What you are asked to do
Quote the listing below in its entirety, omitting every image.
--- start of Input data ---
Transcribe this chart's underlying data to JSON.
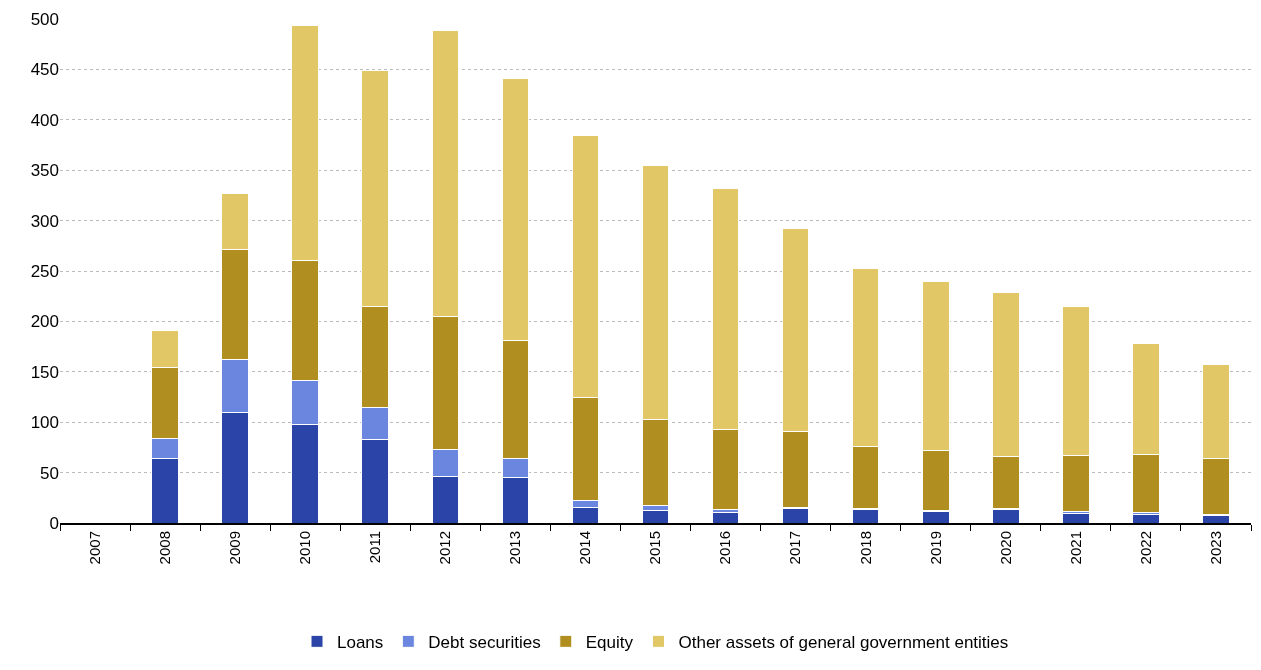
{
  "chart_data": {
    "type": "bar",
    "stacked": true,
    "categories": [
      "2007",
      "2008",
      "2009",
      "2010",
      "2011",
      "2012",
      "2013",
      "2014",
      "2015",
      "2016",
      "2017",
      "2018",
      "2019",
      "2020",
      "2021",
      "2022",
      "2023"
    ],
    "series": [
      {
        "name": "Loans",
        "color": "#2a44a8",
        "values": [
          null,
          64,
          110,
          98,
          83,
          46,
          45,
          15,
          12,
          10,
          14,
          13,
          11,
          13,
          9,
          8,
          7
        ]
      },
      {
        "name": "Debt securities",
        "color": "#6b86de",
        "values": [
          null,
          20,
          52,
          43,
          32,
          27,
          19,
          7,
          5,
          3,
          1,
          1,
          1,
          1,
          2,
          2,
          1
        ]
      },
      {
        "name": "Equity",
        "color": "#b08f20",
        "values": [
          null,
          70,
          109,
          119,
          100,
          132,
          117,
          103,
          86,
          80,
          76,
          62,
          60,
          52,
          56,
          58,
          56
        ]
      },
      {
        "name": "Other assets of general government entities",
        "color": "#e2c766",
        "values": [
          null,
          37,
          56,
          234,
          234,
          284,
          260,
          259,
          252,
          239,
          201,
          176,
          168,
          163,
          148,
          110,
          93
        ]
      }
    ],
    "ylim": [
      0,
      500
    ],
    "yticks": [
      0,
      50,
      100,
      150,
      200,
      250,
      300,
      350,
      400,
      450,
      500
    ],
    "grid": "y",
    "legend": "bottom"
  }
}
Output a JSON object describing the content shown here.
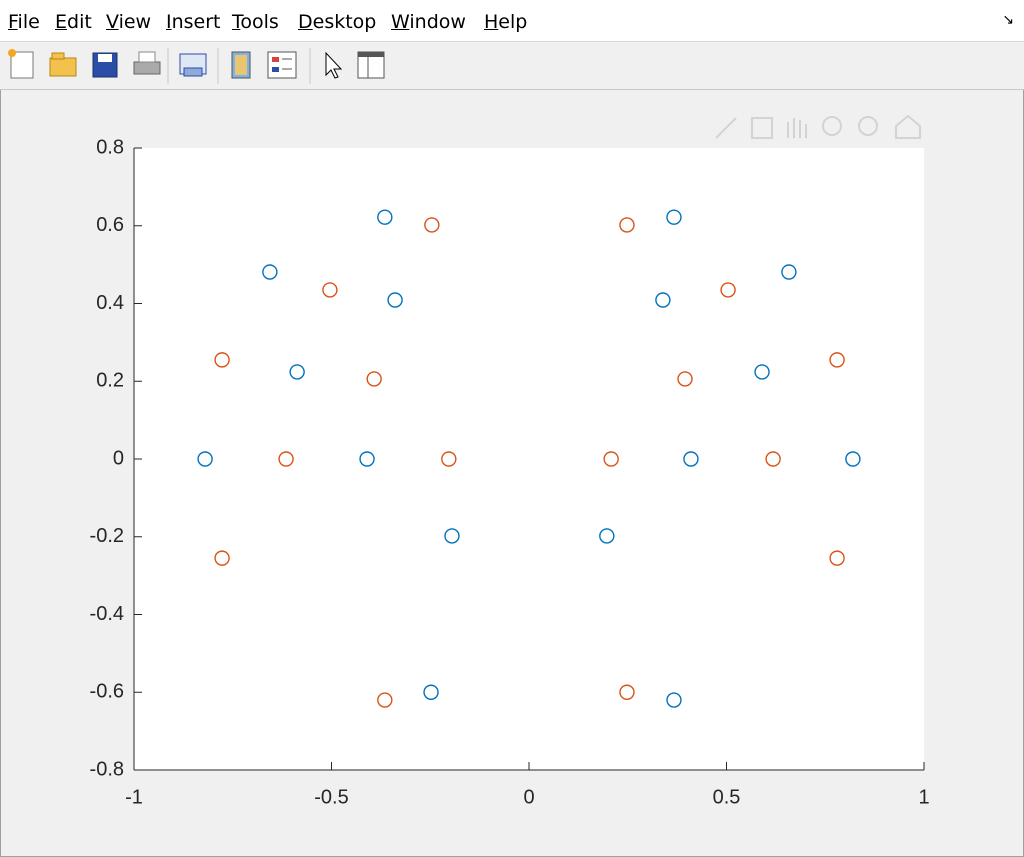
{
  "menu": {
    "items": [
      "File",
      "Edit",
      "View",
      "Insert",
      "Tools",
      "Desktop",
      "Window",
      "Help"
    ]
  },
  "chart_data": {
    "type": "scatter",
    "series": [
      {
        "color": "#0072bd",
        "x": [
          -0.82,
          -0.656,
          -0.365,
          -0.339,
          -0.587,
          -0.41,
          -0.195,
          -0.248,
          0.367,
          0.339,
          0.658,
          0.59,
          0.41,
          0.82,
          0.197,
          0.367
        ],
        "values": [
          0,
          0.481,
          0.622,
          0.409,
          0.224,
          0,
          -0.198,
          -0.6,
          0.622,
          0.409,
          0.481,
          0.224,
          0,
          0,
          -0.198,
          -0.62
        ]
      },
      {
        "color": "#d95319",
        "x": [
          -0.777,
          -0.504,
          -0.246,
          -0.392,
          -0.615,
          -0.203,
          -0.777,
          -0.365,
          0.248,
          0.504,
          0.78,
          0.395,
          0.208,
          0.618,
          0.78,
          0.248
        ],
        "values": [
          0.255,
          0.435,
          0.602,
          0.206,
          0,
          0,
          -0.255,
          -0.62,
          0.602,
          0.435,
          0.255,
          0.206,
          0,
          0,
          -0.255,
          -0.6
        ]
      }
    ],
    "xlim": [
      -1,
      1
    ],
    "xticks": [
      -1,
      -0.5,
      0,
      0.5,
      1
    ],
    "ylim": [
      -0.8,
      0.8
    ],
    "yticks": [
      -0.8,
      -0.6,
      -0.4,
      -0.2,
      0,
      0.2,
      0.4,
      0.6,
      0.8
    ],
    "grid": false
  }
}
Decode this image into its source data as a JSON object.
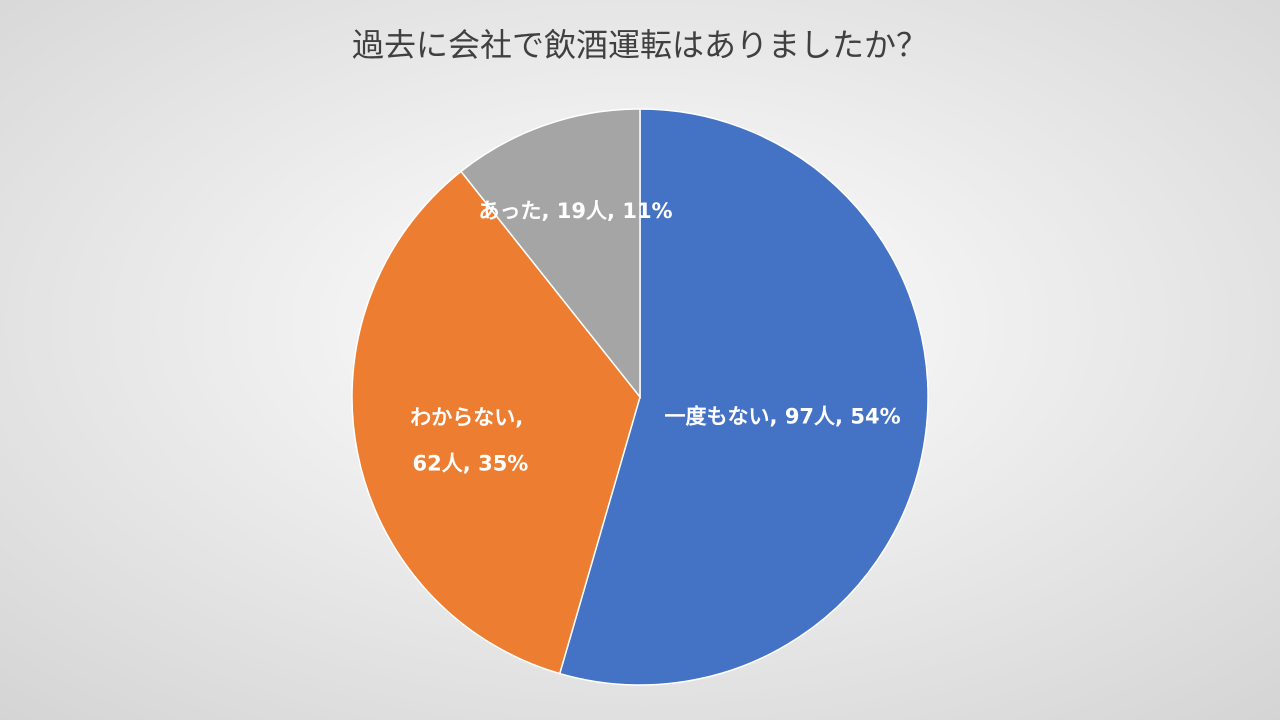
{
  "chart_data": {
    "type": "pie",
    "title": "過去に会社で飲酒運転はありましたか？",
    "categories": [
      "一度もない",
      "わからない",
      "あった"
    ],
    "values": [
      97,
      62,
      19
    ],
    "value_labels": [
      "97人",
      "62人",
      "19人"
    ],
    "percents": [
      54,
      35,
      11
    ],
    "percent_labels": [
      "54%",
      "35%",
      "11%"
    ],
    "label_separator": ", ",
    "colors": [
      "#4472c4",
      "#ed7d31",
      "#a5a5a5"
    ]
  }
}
--- end of Input data ---
Written reply
Transcribe this chart's underlying data to JSON.
{
  "chart_data": {
    "type": "bar",
    "stacked": true,
    "categories": [
      "2007",
      "2008",
      "2009",
      "2010",
      "2011",
      "2012",
      "2013",
      "2014",
      "2015",
      "2016",
      "2017",
      "2018",
      "2019",
      "2020",
      "2021",
      "2022",
      "2023"
    ],
    "series": [
      {
        "name": "Loans",
        "color": "#2a44a8",
        "values": [
          null,
          64,
          110,
          98,
          83,
          46,
          45,
          15,
          12,
          10,
          14,
          13,
          11,
          13,
          9,
          8,
          7
        ]
      },
      {
        "name": "Debt securities",
        "color": "#6b86de",
        "values": [
          null,
          20,
          52,
          43,
          32,
          27,
          19,
          7,
          5,
          3,
          1,
          1,
          1,
          1,
          2,
          2,
          1
        ]
      },
      {
        "name": "Equity",
        "color": "#b08f20",
        "values": [
          null,
          70,
          109,
          119,
          100,
          132,
          117,
          103,
          86,
          80,
          76,
          62,
          60,
          52,
          56,
          58,
          56
        ]
      },
      {
        "name": "Other assets of general government entities",
        "color": "#e2c766",
        "values": [
          null,
          37,
          56,
          234,
          234,
          284,
          260,
          259,
          252,
          239,
          201,
          176,
          168,
          163,
          148,
          110,
          93
        ]
      }
    ],
    "ylim": [
      0,
      500
    ],
    "yticks": [
      0,
      50,
      100,
      150,
      200,
      250,
      300,
      350,
      400,
      450,
      500
    ],
    "grid": "y",
    "legend": "bottom"
  }
}
Output a JSON object describing the content shown here.
{
  "menu": {
    "items": [
      "File",
      "Edit",
      "View",
      "Insert",
      "Tools",
      "Desktop",
      "Window",
      "Help"
    ]
  },
  "chart_data": {
    "type": "scatter",
    "series": [
      {
        "color": "#0072bd",
        "x": [
          -0.82,
          -0.656,
          -0.365,
          -0.339,
          -0.587,
          -0.41,
          -0.195,
          -0.248,
          0.367,
          0.339,
          0.658,
          0.59,
          0.41,
          0.82,
          0.197,
          0.367
        ],
        "values": [
          0,
          0.481,
          0.622,
          0.409,
          0.224,
          0,
          -0.198,
          -0.6,
          0.622,
          0.409,
          0.481,
          0.224,
          0,
          0,
          -0.198,
          -0.62
        ]
      },
      {
        "color": "#d95319",
        "x": [
          -0.777,
          -0.504,
          -0.246,
          -0.392,
          -0.615,
          -0.203,
          -0.777,
          -0.365,
          0.248,
          0.504,
          0.78,
          0.395,
          0.208,
          0.618,
          0.78,
          0.248
        ],
        "values": [
          0.255,
          0.435,
          0.602,
          0.206,
          0,
          0,
          -0.255,
          -0.62,
          0.602,
          0.435,
          0.255,
          0.206,
          0,
          0,
          -0.255,
          -0.6
        ]
      }
    ],
    "xlim": [
      -1,
      1
    ],
    "xticks": [
      -1,
      -0.5,
      0,
      0.5,
      1
    ],
    "ylim": [
      -0.8,
      0.8
    ],
    "yticks": [
      -0.8,
      -0.6,
      -0.4,
      -0.2,
      0,
      0.2,
      0.4,
      0.6,
      0.8
    ],
    "grid": false
  }
}
Decode this image into its source data as a JSON object.
{
  "chart_data": {
    "type": "pie",
    "title": "過去に会社で飲酒運転はありましたか？",
    "categories": [
      "一度もない",
      "わからない",
      "あった"
    ],
    "values": [
      97,
      62,
      19
    ],
    "value_labels": [
      "97人",
      "62人",
      "19人"
    ],
    "percents": [
      54,
      35,
      11
    ],
    "percent_labels": [
      "54%",
      "35%",
      "11%"
    ],
    "label_separator": ", ",
    "colors": [
      "#4472c4",
      "#ed7d31",
      "#a5a5a5"
    ]
  }
}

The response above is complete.